=== WHAT THE TASK ASKS ===
Output every entry exactly as given.
● ● ● ● ● ● ●
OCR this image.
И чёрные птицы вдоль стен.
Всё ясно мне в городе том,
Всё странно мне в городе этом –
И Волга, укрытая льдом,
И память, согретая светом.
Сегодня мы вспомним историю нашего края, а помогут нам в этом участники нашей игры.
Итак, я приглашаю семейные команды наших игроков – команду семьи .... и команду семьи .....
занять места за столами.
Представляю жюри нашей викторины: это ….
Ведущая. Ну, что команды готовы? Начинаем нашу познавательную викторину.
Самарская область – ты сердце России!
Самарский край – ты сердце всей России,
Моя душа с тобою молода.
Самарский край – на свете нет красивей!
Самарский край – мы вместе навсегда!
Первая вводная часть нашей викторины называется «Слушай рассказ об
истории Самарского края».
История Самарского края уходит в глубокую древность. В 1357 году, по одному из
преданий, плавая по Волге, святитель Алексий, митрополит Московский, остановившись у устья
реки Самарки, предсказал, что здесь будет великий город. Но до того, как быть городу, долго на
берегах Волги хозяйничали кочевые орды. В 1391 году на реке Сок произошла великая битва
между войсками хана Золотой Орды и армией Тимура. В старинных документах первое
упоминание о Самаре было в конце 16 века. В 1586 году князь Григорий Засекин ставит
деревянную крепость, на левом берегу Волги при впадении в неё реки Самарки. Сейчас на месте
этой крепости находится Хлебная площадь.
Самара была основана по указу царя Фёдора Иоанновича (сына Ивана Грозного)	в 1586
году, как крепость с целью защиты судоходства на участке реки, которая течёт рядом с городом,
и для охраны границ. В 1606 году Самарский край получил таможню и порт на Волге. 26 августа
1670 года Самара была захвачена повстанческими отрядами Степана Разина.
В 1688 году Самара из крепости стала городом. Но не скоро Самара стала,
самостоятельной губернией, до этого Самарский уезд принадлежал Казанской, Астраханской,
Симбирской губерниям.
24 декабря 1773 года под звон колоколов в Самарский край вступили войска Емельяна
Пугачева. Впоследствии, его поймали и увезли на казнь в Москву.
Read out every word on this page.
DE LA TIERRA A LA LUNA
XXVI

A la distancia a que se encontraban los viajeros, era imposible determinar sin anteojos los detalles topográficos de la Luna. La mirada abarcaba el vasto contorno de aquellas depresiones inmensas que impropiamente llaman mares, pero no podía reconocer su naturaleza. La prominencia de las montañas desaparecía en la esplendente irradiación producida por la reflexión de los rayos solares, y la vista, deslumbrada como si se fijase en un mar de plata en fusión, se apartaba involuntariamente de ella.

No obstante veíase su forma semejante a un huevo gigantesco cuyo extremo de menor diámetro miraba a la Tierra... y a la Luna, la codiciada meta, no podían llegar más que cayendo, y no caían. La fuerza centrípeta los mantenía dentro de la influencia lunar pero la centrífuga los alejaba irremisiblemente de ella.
● ● ● ● ● ● ●
=== RESULT OF THIS EXERCISE ===
OCR this image.
И чёрные птицы вдоль стен.
Всё ясно мне в городе том,
Всё странно мне в городе этом –
И Волга, укрытая льдом,
И память, согретая светом.
Сегодня мы вспомним историю нашего края, а помогут нам в этом участники нашей игры.
Итак, я приглашаю семейные команды наших игроков – команду семьи .... и команду семьи .....
занять места за столами.
Представляю жюри нашей викторины: это ….
Ведущая. Ну, что команды готовы? Начинаем нашу познавательную викторину.
Самарская область – ты сердце России!
Самарский край – ты сердце всей России,
Моя душа с тобою молода.
Самарский край – на свете нет красивей!
Самарский край – мы вместе навсегда!
Первая вводная часть нашей викторины называется «Слушай рассказ об
истории Самарского края».
История Самарского края уходит в глубокую древность. В 1357 году, по одному из
преданий, плавая по Волге, святитель Алексий, митрополит Московский, остановившись у устья
реки Самарки, предсказал, что здесь будет великий город. Но до того, как быть городу, долго на
берегах Волги хозяйничали кочевые орды. В 1391 году на реке Сок произошла великая битва
между войсками хана Золотой Орды и армией Тимура. В старинных документах первое
упоминание о Самаре было в конце 16 века. В 1586 году князь Григорий Засекин ставит
деревянную крепость, на левом берегу Волги при впадении в неё реки Самарки. Сейчас на месте
этой крепости находится Хлебная площадь.
Самара была основана по указу царя Фёдора Иоанновича (сына Ивана Грозного)	в 1586
году, как крепость с целью защиты судоходства на участке реки, которая течёт рядом с городом,
и для охраны границ. В 1606 году Самарский край получил таможню и порт на Волге. 26 августа
1670 года Самара была захвачена повстанческими отрядами Степана Разина.
В 1688 году Самара из крепости стала городом. Но не скоро Самара стала,
самостоятельной губернией, до этого Самарский уезд принадлежал Казанской, Астраханской,
Симбирской губерниям.
24 декабря 1773 года под звон колоколов в Самарский край вступили войска Емельяна
Пугачева. Впоследствии, его поймали и увезли на казнь в Москву.
Read out every word on this page.
DE LA TIERRA A LA LUNA
XXVI

A la distancia a que se encontraban los viajeros, era imposible determinar sin anteojos los detalles topográficos de la Luna. La mirada abarcaba el vasto contorno de aquellas depresiones inmensas que impropiamente llaman mares, pero no podía reconocer su naturaleza. La prominencia de las montañas desaparecía en la esplendente irradiación producida por la reflexión de los rayos solares, y la vista, deslumbrada como si se fijase en un mar de plata en fusión, se apartaba involuntariamente de ella.

No obstante veíase su forma semejante a un huevo gigantesco cuyo extremo de menor diámetro miraba a la Tierra... y a la Luna, la codiciada meta, no podían llegar más que cayendo, y no caían. La fuerza centrípeta los mantenía dentro de la influencia lunar pero la centrífuga los alejaba irremisiblemente de ella.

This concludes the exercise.